L’air du hip hop est bien présente, c’est chose connue. C’est pour ça d’ailleurs que le festival avait l’année précédente fait la part belle à un rap français qui fait vibrer dans les cours de récré. Mais le rock lui, reprend une ascension fulgurante jouant d’un retour aux fondamentaux : les caves, les sons crasseux, les voix caverneuses. D’ailleurs sous sa mèche de cheveux volante, le chanteur de Dawaere cache une voix bien rauque et surtout bien rock. La scène post-punk est dans la place de soir, le timbre à la Idles en plus (certains diraient à la Nick Cave mais auraient-ils raison ?), la touche énervée en bonus suprême. Les guitares saturent et la petite scène du Club Riffix commence à bien se remplir. L’envie de pogoter est là, l’énergie tape partout comme des ondes qui tabassent. Tous les coups ne sont pas fait pour faire mal et cette claque derrière la tête fait office d’oasis dans une programmation plus grand public. A moins qu’elle ne soit pas celle que l’on croit.

Casser les codes

Un petit tour par la grande scène où l’on croise Pi’erre Bourne et son hip hop à la mode US pourrait bien faire mentir cette dernière phrase. Un écran géant en arrière scène lui permet d’ailleurs de s’afficher sous forme de dessin animé, dollars dans les mains à travers ses aventures. Le bonhomme s’offre un bain de foule dès le premier titre, la fosse est bouillante (contrairement à dehors où vous a-t-on dit qu’il faisait froid ?), le hip hop a la saveur d’un tour en low rider. Chill, classique, sautillant, un brin peut-être hors loi et la sauce balancée n’est pas pour déplaire.

* Données enregistrées:
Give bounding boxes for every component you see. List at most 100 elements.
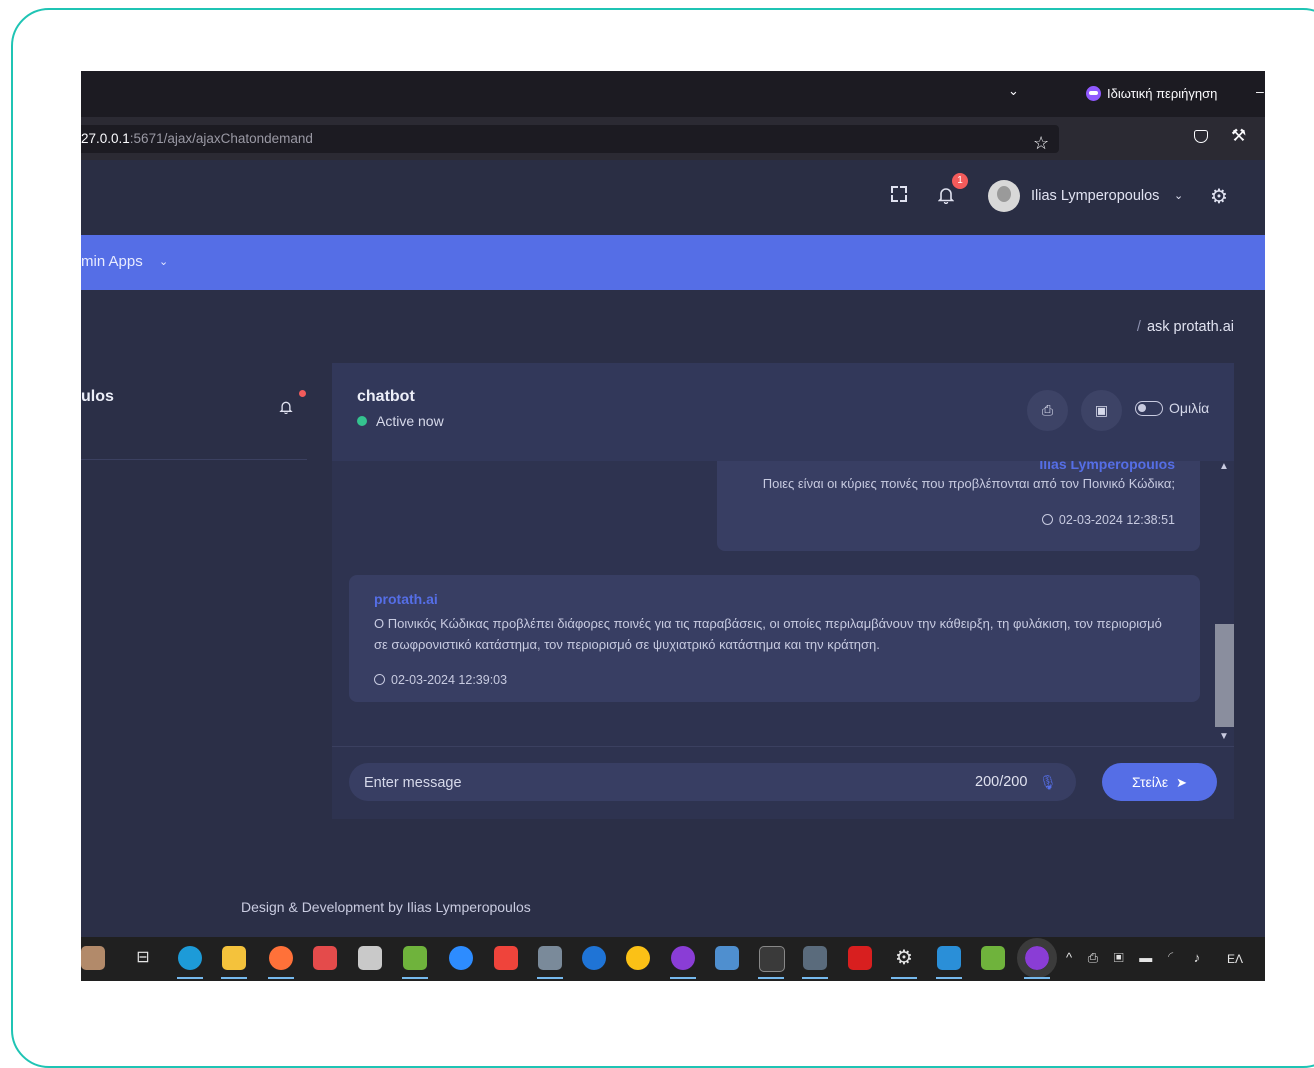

* Consigne: D’après le texte fourni, sous quelle forme l’écran géant en arrière-scène fait-il apparaître Pi’erre Bourne ?

* Résultat obtenu: Sous forme de dessin animé, dollars dans les mains, à travers ses aventures.